(Task details): Check each line of the records below and collect those holding "requerida".

(Data rows):
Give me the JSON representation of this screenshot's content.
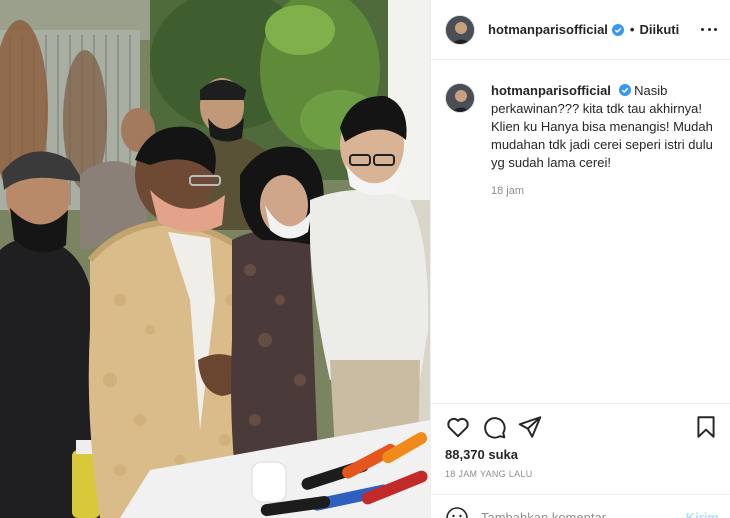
{
  "post": {
    "username": "hotmanparisofficial",
    "verified": true,
    "follow_separator": "•",
    "follow_status": "Diikuti",
    "caption": "Nasib perkawinan??? kita tdk tau akhirnya! Klien ku Hanya bisa menangis! Mudah mudahan tdk jadi cerei seperi istri dulu yg sudah lama cerei!",
    "caption_time": "18 jam",
    "likes": "88,370 suka",
    "post_time": "18 JAM YANG LALU"
  },
  "comment_box": {
    "placeholder": "Tambahkan komentar...",
    "post_label": "Kirim"
  },
  "icons": {
    "verified": "verified-badge-icon",
    "more": "more-options-icon",
    "like": "heart-icon",
    "comment": "comment-bubble-icon",
    "share": "paper-plane-icon",
    "save": "bookmark-icon",
    "emoji": "smiley-icon"
  },
  "colors": {
    "verified_blue": "#3897f0",
    "post_button": "#b2dffc",
    "secondary_text": "#8e8e8e"
  }
}
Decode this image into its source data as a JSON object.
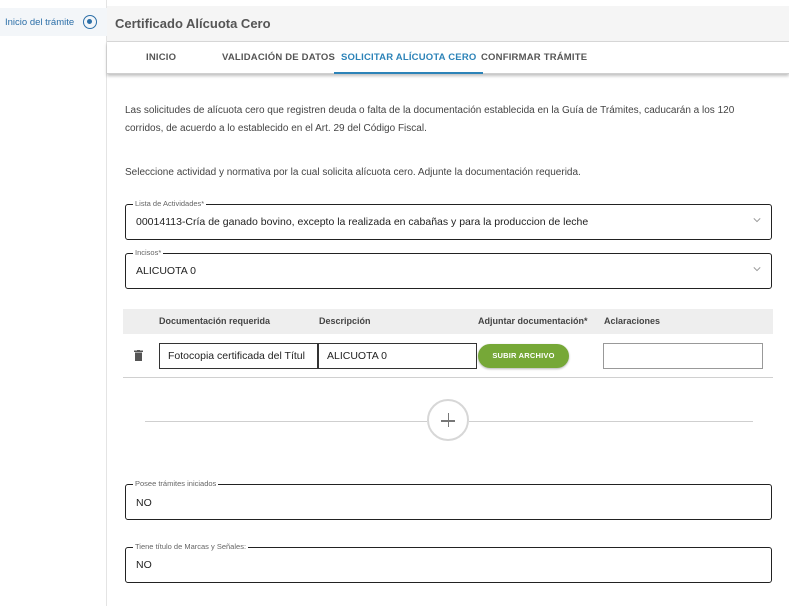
{
  "sidebar": {
    "home_label": "Inicio del trámite"
  },
  "header": {
    "title": "Certificado Alícuota Cero"
  },
  "tabs": [
    {
      "label": "INICIO",
      "active": false
    },
    {
      "label": "VALIDACIÓN DE DATOS",
      "active": false
    },
    {
      "label": "SOLICITAR ALÍCUOTA CERO",
      "active": true
    },
    {
      "label": "CONFIRMAR TRÁMITE",
      "active": false
    }
  ],
  "intro": {
    "line1": "Las solicitudes de alícuota cero que registren deuda o falta de la documentación establecida en la Guía de Trámites, caducarán a los 120",
    "line2": "corridos, de acuerdo a lo establecido en el Art. 29 del Código Fiscal.",
    "instruction": "Seleccione actividad y normativa por la cual solicita alícuota cero. Adjunte la documentación requerida."
  },
  "activities": {
    "label": "Lista de Actividades*",
    "value": "00014113-Cría de ganado bovino, excepto la realizada en cabañas y para la produccion de leche"
  },
  "incisos": {
    "label": "Incisos*",
    "value": "ALICUOTA 0"
  },
  "doc_table": {
    "headers": [
      "Documentación requerida",
      "Descripción",
      "Adjuntar documentación*",
      "Aclaraciones"
    ],
    "rows": [
      {
        "documentacion": "Fotocopia certificada del Títul",
        "descripcion": "ALICUOTA 0",
        "upload_label": "SUBIR ARCHIVO",
        "aclaraciones": ""
      }
    ]
  },
  "tramites_iniciados": {
    "label": "Posee trámites iniciados",
    "value": "NO"
  },
  "marcas_senales": {
    "label": "Tiene título de Marcas y Señales:",
    "value": "NO"
  },
  "colors": {
    "accent": "#2c83b8",
    "upload_button": "#76a837"
  },
  "icons": [
    "radio-circle-icon",
    "chevron-down-icon",
    "trash-icon",
    "plus-icon"
  ]
}
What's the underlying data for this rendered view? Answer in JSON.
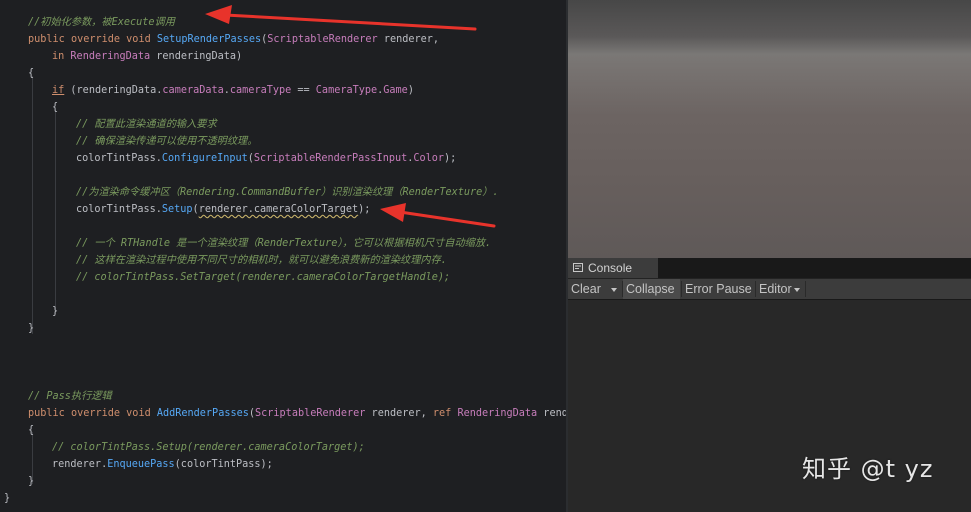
{
  "code": {
    "comment_init": "//初始化参数，被Execute调用",
    "l2": {
      "kw1": "public",
      "kw2": "override",
      "kw3": "void",
      "fn": "SetupRenderPasses",
      "p1": "(",
      "ty": "ScriptableRenderer",
      "p2": " renderer,"
    },
    "l3": {
      "kw": "in",
      "ty": "RenderingData",
      "p": " renderingData)"
    },
    "brace_open": "{",
    "brace_close": "}",
    "l5": {
      "kw": "if",
      "p1": " (renderingData.",
      "pr1": "cameraData",
      "p2": ".",
      "pr2": "cameraType",
      "p3": " == ",
      "ty": "CameraType",
      "p4": ".",
      "pr3": "Game",
      "p5": ")"
    },
    "c7": "// 配置此渲染通道的输入要求",
    "c8": "// 确保渲染传递可以使用不透明纹理。",
    "l9": {
      "p1": "colorTintPass.",
      "fn": "ConfigureInput",
      "p2": "(",
      "ty": "ScriptableRenderPassInput",
      "p3": ".",
      "pr": "Color",
      "p4": ");"
    },
    "c11": "//为渲染命令缓冲区（Rendering.CommandBuffer）识别渲染纹理（RenderTexture）.",
    "l12": {
      "p1": "colorTintPass.",
      "fn": "Setup",
      "p2": "(",
      "w": "renderer.cameraColorTarget",
      "p3": ");"
    },
    "c14": "// 一个 RTHandle 是一个渲染纹理（RenderTexture），它可以根据相机尺寸自动缩放.",
    "c15": "// 这样在渲染过程中使用不同尺寸的相机时，就可以避免浪费新的渲染纹理内存.",
    "c16": "// colorTintPass.SetTarget(renderer.cameraColorTargetHandle);",
    "comment_pass": "// Pass执行逻辑",
    "l24": {
      "kw1": "public",
      "kw2": "override",
      "kw3": "void",
      "fn": "AddRenderPasses",
      "p1": "(",
      "ty": "ScriptableRenderer",
      "p2": " renderer, ",
      "kw4": "ref",
      "ty2": "RenderingData",
      "p3": " render"
    },
    "c26": "// colorTintPass.Setup(renderer.cameraColorTarget);",
    "l27": {
      "p1": "renderer.",
      "fn": "EnqueuePass",
      "p2": "(colorTintPass);"
    }
  },
  "console": {
    "tab_label": "Console",
    "toolbar": {
      "clear": "Clear",
      "collapse": "Collapse",
      "error_pause": "Error Pause",
      "editor": "Editor"
    }
  },
  "watermark": "知乎 @t yz",
  "icons": {
    "console_tab": "console-icon",
    "dropdowns": "caret-down-icon",
    "annotations": "red-arrow-icon"
  },
  "colors": {
    "keyword": "#cf8e6d",
    "type": "#c77dbb",
    "function": "#56a8f5",
    "comment": "#7a9a5e",
    "text": "#bcbec4",
    "arrow": "#e8332b"
  }
}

(Written response):
    "instruction": "Seleccione actividad y normativa por la cual solicita alícuota cero. Adjunte la documentación requerida."
      "Documentación requerida",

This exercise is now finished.